- **DATASET ROWS**:
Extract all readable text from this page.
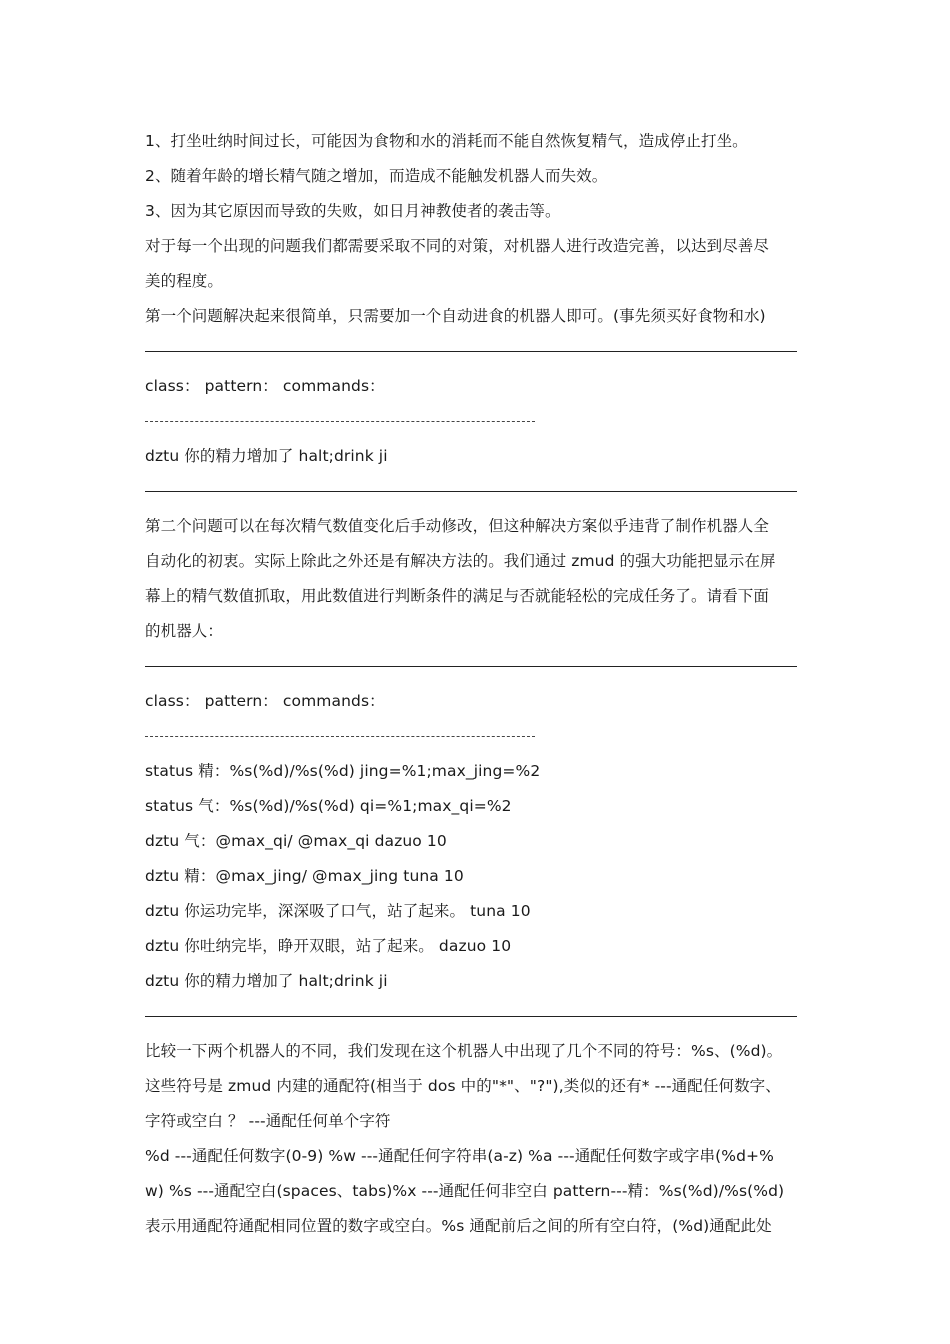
1、打坐吐纳时间过长，可能因为食物和水的消耗而不能自然恢复精气，造成停止打坐。
2、随着年龄的增长精气随之增加，而造成不能触发机器人而失效。
3、因为其它原因而导致的失败，如日月神教使者的袭击等。
对于每一个出现的问题我们都需要采取不同的对策，对机器人进行改造完善，以达到尽善尽
美的程度。
第一个问题解决起来很简单，只需要加一个自动进食的机器人即可。(事先须买好食物和水)
class： pattern： commands：
dztu 你的精力增加了 halt;drink ji
第二个问题可以在每次精气数值变化后手动修改，但这种解决方案似乎违背了制作机器人全
自动化的初衷。实际上除此之外还是有解决方法的。我们通过 zmud 的强大功能把显示在屏
幕上的精气数值抓取，用此数值进行判断条件的满足与否就能轻松的完成任务了。请看下面
的机器人：
class： pattern： commands：
status 精：%s(%d)/%s(%d) jing=%1;max_jing=%2
status 气：%s(%d)/%s(%d) qi=%1;max_qi=%2
dztu 气：@max_qi/ @max_qi dazuo 10
dztu 精：@max_jing/ @max_jing tuna 10
dztu 你运功完毕，深深吸了口气，站了起来。 tuna 10
dztu 你吐纳完毕，睁开双眼，站了起来。 dazuo 10
dztu 你的精力增加了 halt;drink ji
比较一下两个机器人的不同，我们发现在这个机器人中出现了几个不同的符号：%s、(%d)。
这些符号是 zmud 内建的通配符(相当于 dos 中的"*"、"?"),类似的还有* ---通配任何数字、
字符或空白 ？ ---通配任何单个字符
%d ---通配任何数字(0-9) %w ---通配任何字符串(a-z) %a ---通配任何数字或字串(%d+%
w) %s ---通配空白(spaces、tabs)%x ---通配任何非空白 pattern---精：%s(%d)/%s(%d)
表示用通配符通配相同位置的数字或空白。%s 通配前后之间的所有空白符，(%d)通配此处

- **GIVEN PROBLEM**: The records above need to be restated word for word, with the pictures left out.

- **WRITTEN RESPONSE**:
Extract all readable text from this page.
1、打坐吐纳时间过长，可能因为食物和水的消耗而不能自然恢复精气，造成停止打坐。
2、随着年龄的增长精气随之增加，而造成不能触发机器人而失效。
3、因为其它原因而导致的失败，如日月神教使者的袭击等。
对于每一个出现的问题我们都需要采取不同的对策，对机器人进行改造完善，以达到尽善尽
美的程度。
第一个问题解决起来很简单，只需要加一个自动进食的机器人即可。(事先须买好食物和水)
class： pattern： commands：
dztu 你的精力增加了 halt;drink ji
第二个问题可以在每次精气数值变化后手动修改，但这种解决方案似乎违背了制作机器人全
自动化的初衷。实际上除此之外还是有解决方法的。我们通过 zmud 的强大功能把显示在屏
幕上的精气数值抓取，用此数值进行判断条件的满足与否就能轻松的完成任务了。请看下面
的机器人：
class： pattern： commands：
status 精：%s(%d)/%s(%d) jing=%1;max_jing=%2
status 气：%s(%d)/%s(%d) qi=%1;max_qi=%2
dztu 气：@max_qi/ @max_qi dazuo 10
dztu 精：@max_jing/ @max_jing tuna 10
dztu 你运功完毕，深深吸了口气，站了起来。 tuna 10
dztu 你吐纳完毕，睁开双眼，站了起来。 dazuo 10
dztu 你的精力增加了 halt;drink ji
比较一下两个机器人的不同，我们发现在这个机器人中出现了几个不同的符号：%s、(%d)。
这些符号是 zmud 内建的通配符(相当于 dos 中的"*"、"?"),类似的还有* ---通配任何数字、
字符或空白 ？ ---通配任何单个字符
%d ---通配任何数字(0-9) %w ---通配任何字符串(a-z) %a ---通配任何数字或字串(%d+%
w) %s ---通配空白(spaces、tabs)%x ---通配任何非空白 pattern---精：%s(%d)/%s(%d)
表示用通配符通配相同位置的数字或空白。%s 通配前后之间的所有空白符，(%d)通配此处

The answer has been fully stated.